▸ INSTRUCTIONS FOR THE TASK:
Each record below should be output verbatim, without pictures.

▸ RECORD LIST:
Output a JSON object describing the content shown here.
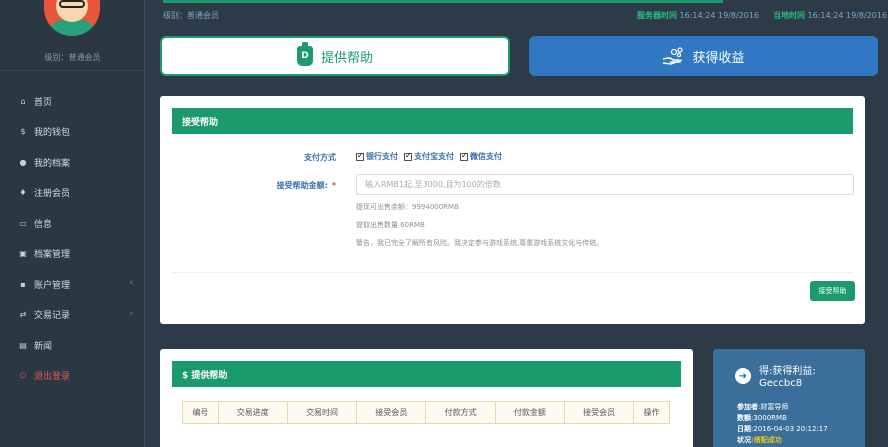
{
  "sidebar": {
    "level_text": "级别：普通会员",
    "items": [
      {
        "label": "首页",
        "icon": "home-icon",
        "glyph": "⌂",
        "chevron": false
      },
      {
        "label": "我的钱包",
        "icon": "dollar-icon",
        "glyph": "$",
        "chevron": false
      },
      {
        "label": "我的档案",
        "icon": "user-icon",
        "glyph": "●",
        "chevron": false
      },
      {
        "label": "注册会员",
        "icon": "person-icon",
        "glyph": "♦",
        "chevron": false
      },
      {
        "label": "信息",
        "icon": "folder-icon",
        "glyph": "▭",
        "chevron": false
      },
      {
        "label": "档案管理",
        "icon": "id-card-icon",
        "glyph": "▣",
        "chevron": false
      },
      {
        "label": "账户管理",
        "icon": "lock-icon",
        "glyph": "▪",
        "chevron": true
      },
      {
        "label": "交易记录",
        "icon": "exchange-icon",
        "glyph": "⇄",
        "chevron": true
      },
      {
        "label": "新闻",
        "icon": "news-icon",
        "glyph": "▤",
        "chevron": false
      },
      {
        "label": "退出登录",
        "icon": "power-icon",
        "glyph": "⏻",
        "chevron": false
      }
    ]
  },
  "topbar": {
    "level_text": "级别：普通会员",
    "server_time_label": "服务器时间",
    "server_time_value": "16:14:24 19/8/2016",
    "local_time_label": "当地时间",
    "local_time_value": "16:14:24 19/8/2016"
  },
  "actions": {
    "provide_help_label": "提供帮助",
    "get_income_label": "获得收益",
    "d_badge": "D"
  },
  "receive_panel": {
    "title": "接受帮助",
    "payment_label": "支付方式",
    "payment_options": [
      "银行支付",
      "支付宝支付",
      "微信支付"
    ],
    "amount_label": "接受帮助金额:",
    "required_mark": "*",
    "amount_placeholder": "输入RMB1起,至3000,且为100的倍数",
    "notes": [
      "提现可出售余额：9994000RMB",
      "提取出售数量 60RMB",
      "警告，我已完全了解所有风险。我决定参与游戏系统,尊重游戏系统文化与传统。"
    ],
    "submit_label": "接受帮助"
  },
  "offer_panel": {
    "title": "$ 提供帮助",
    "columns": [
      "编号",
      "交易进度",
      "交易时间",
      "接受会员",
      "付款方式",
      "付款金额",
      "接受会员",
      "操作"
    ]
  },
  "card": {
    "title_line1": "得:获得利益:",
    "title_line2": "Geccbc8",
    "participant_label": "参加者",
    "participant_value": ":财富导师",
    "amount_label": "数额",
    "amount_value": ":3000RMB",
    "date_label": "日期",
    "date_value": ":2016-04-03 20:12:17",
    "status_label": "状况",
    "status_value": ":搭配成功"
  },
  "colors": {
    "sidebar_bg": "#2b3743",
    "accent_green": "#1b9a6c",
    "accent_blue": "#3079c2",
    "card_blue": "#3a6f9c",
    "logout_red": "#e05a4e"
  }
}
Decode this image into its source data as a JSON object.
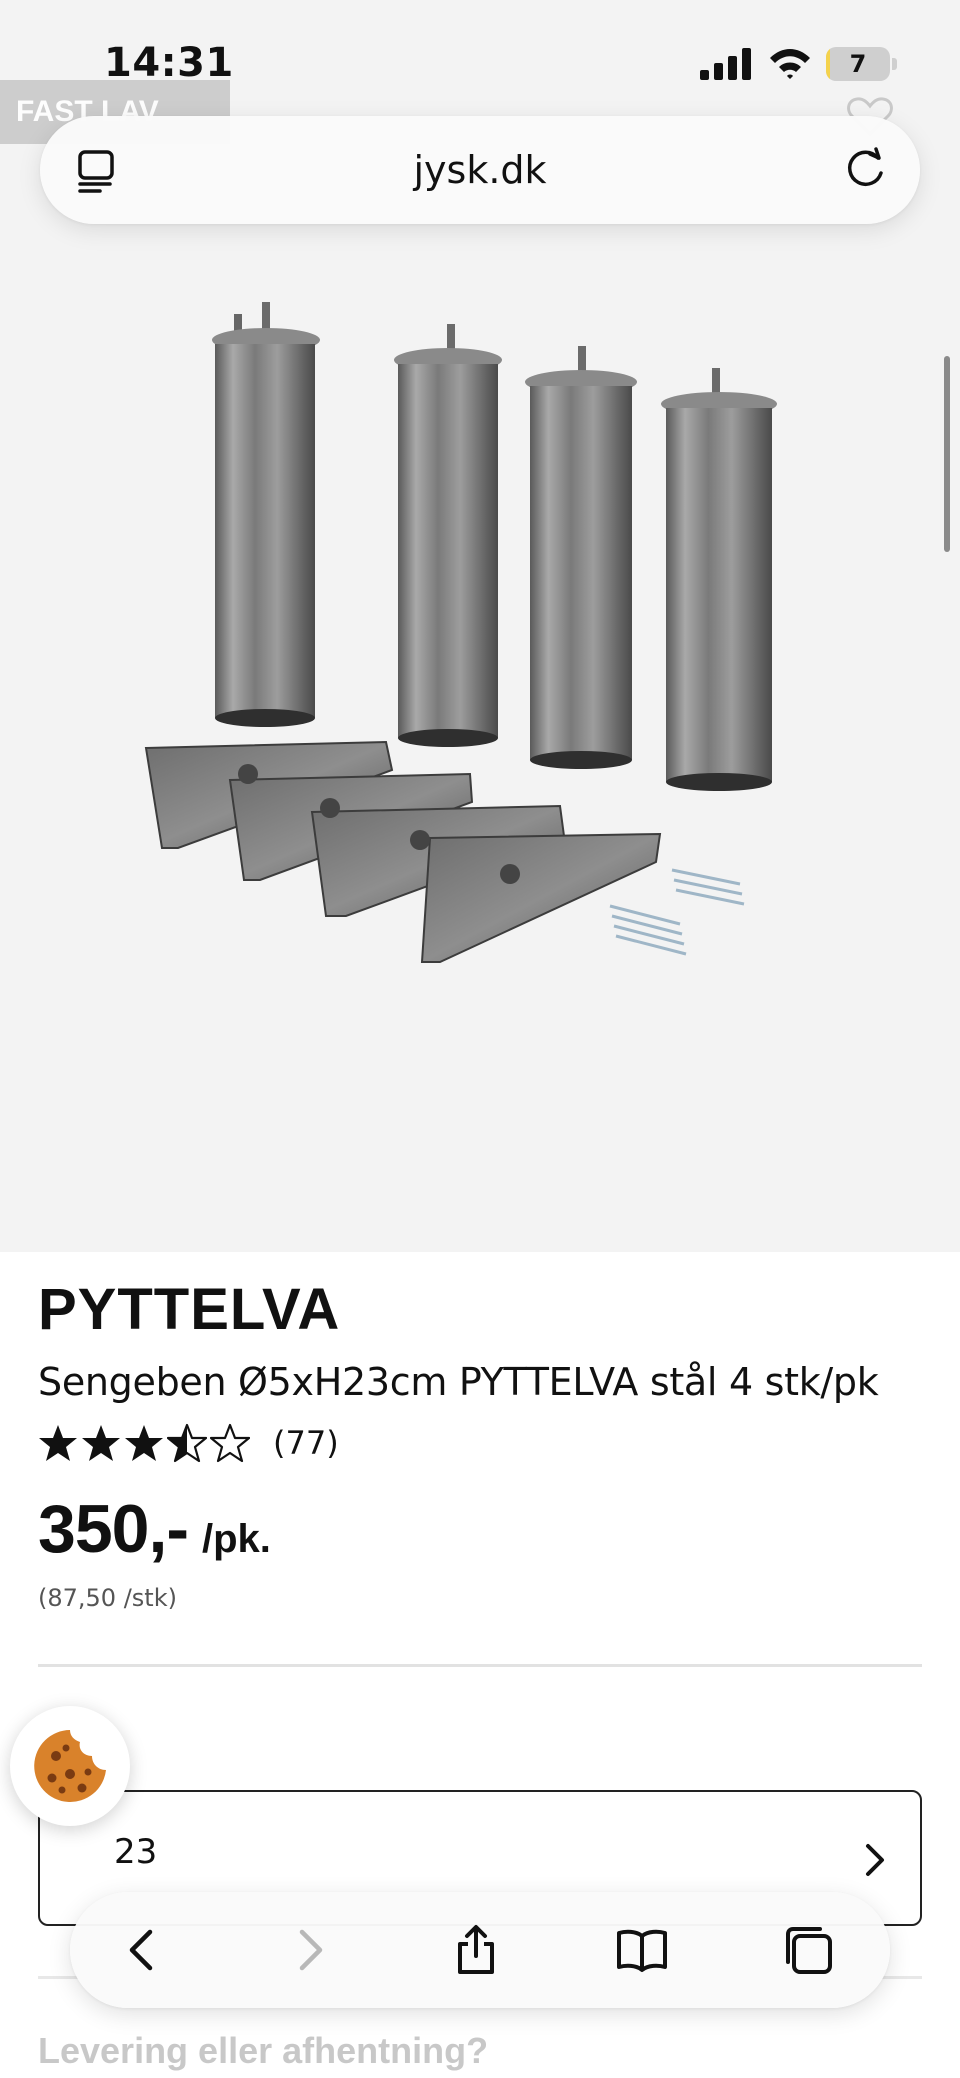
{
  "status_bar": {
    "time": "14:31",
    "battery_level": "7",
    "battery_fraction": 0.07,
    "icons": [
      "signal-icon",
      "wifi-icon",
      "battery-icon"
    ]
  },
  "browser": {
    "url": "jysk.dk",
    "icons": [
      "reader-icon",
      "reload-icon"
    ]
  },
  "product_image": {
    "badge": "FAST LAV PRIS",
    "icons": [
      "heart-icon"
    ]
  },
  "product": {
    "name": "PYTTELVA",
    "description": "Sengeben Ø5xH23cm PYTTELVA stål 4 stk/pk",
    "rating": 3.5,
    "rating_max": 5,
    "rating_count": "(77)",
    "price": "350,-",
    "price_unit": "/pk.",
    "unit_price": "(87,50 /stk)"
  },
  "size_selector": {
    "label": "e:",
    "value": "23"
  },
  "delivery": {
    "heading": "Levering eller afhentning?"
  },
  "toolbar": {
    "icons": [
      "back-icon",
      "forward-icon",
      "share-icon",
      "bookmarks-icon",
      "tabs-icon"
    ],
    "forward_enabled": false
  },
  "colors": {
    "text": "#111111",
    "muted": "#555555",
    "image_bg": "#f3f3f3",
    "battery": "#f4d24c",
    "cookie": "#d9822b"
  }
}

▸ THE SOLUTION:
Output a JSON object describing the content shown here.
{
  "sidebar": {
    "level_text": "级别：普通会员",
    "items": [
      {
        "label": "首页",
        "icon": "home-icon",
        "glyph": "⌂",
        "chevron": false
      },
      {
        "label": "我的钱包",
        "icon": "dollar-icon",
        "glyph": "$",
        "chevron": false
      },
      {
        "label": "我的档案",
        "icon": "user-icon",
        "glyph": "●",
        "chevron": false
      },
      {
        "label": "注册会员",
        "icon": "person-icon",
        "glyph": "♦",
        "chevron": false
      },
      {
        "label": "信息",
        "icon": "folder-icon",
        "glyph": "▭",
        "chevron": false
      },
      {
        "label": "档案管理",
        "icon": "id-card-icon",
        "glyph": "▣",
        "chevron": false
      },
      {
        "label": "账户管理",
        "icon": "lock-icon",
        "glyph": "▪",
        "chevron": true
      },
      {
        "label": "交易记录",
        "icon": "exchange-icon",
        "glyph": "⇄",
        "chevron": true
      },
      {
        "label": "新闻",
        "icon": "news-icon",
        "glyph": "▤",
        "chevron": false
      },
      {
        "label": "退出登录",
        "icon": "power-icon",
        "glyph": "⏻",
        "chevron": false
      }
    ]
  },
  "topbar": {
    "level_text": "级别：普通会员",
    "server_time_label": "服务器时间",
    "server_time_value": "16:14:24 19/8/2016",
    "local_time_label": "当地时间",
    "local_time_value": "16:14:24 19/8/2016"
  },
  "actions": {
    "provide_help_label": "提供帮助",
    "get_income_label": "获得收益",
    "d_badge": "D"
  },
  "receive_panel": {
    "title": "接受帮助",
    "payment_label": "支付方式",
    "payment_options": [
      "银行支付",
      "支付宝支付",
      "微信支付"
    ],
    "amount_label": "接受帮助金额:",
    "required_mark": "*",
    "amount_placeholder": "输入RMB1起,至3000,且为100的倍数",
    "notes": [
      "提现可出售余额：9994000RMB",
      "提取出售数量 60RMB",
      "警告，我已完全了解所有风险。我决定参与游戏系统,尊重游戏系统文化与传统。"
    ],
    "submit_label": "接受帮助"
  },
  "offer_panel": {
    "title": "$ 提供帮助",
    "columns": [
      "编号",
      "交易进度",
      "交易时间",
      "接受会员",
      "付款方式",
      "付款金额",
      "接受会员",
      "操作"
    ]
  },
  "card": {
    "title_line1": "得:获得利益:",
    "title_line2": "Geccbc8",
    "participant_label": "参加者",
    "participant_value": ":财富导师",
    "amount_label": "数额",
    "amount_value": ":3000RMB",
    "date_label": "日期",
    "date_value": ":2016-04-03 20:12:17",
    "status_label": "状况",
    "status_value": ":搭配成功"
  },
  "colors": {
    "sidebar_bg": "#2b3743",
    "accent_green": "#1b9a6c",
    "accent_blue": "#3079c2",
    "card_blue": "#3a6f9c",
    "logout_red": "#e05a4e"
  }
}
Decode this image into its source data as a JSON object.
{
  "status_bar": {
    "time": "14:31",
    "battery_level": "7",
    "battery_fraction": 0.07,
    "icons": [
      "signal-icon",
      "wifi-icon",
      "battery-icon"
    ]
  },
  "browser": {
    "url": "jysk.dk",
    "icons": [
      "reader-icon",
      "reload-icon"
    ]
  },
  "product_image": {
    "badge": "FAST LAV PRIS",
    "icons": [
      "heart-icon"
    ]
  },
  "product": {
    "name": "PYTTELVA",
    "description": "Sengeben Ø5xH23cm PYTTELVA stål 4 stk/pk",
    "rating": 3.5,
    "rating_max": 5,
    "rating_count": "(77)",
    "price": "350,-",
    "price_unit": "/pk.",
    "unit_price": "(87,50 /stk)"
  },
  "size_selector": {
    "label": "e:",
    "value": "23"
  },
  "delivery": {
    "heading": "Levering eller afhentning?"
  },
  "toolbar": {
    "icons": [
      "back-icon",
      "forward-icon",
      "share-icon",
      "bookmarks-icon",
      "tabs-icon"
    ],
    "forward_enabled": false
  },
  "colors": {
    "text": "#111111",
    "muted": "#555555",
    "image_bg": "#f3f3f3",
    "battery": "#f4d24c",
    "cookie": "#d9822b"
  }
}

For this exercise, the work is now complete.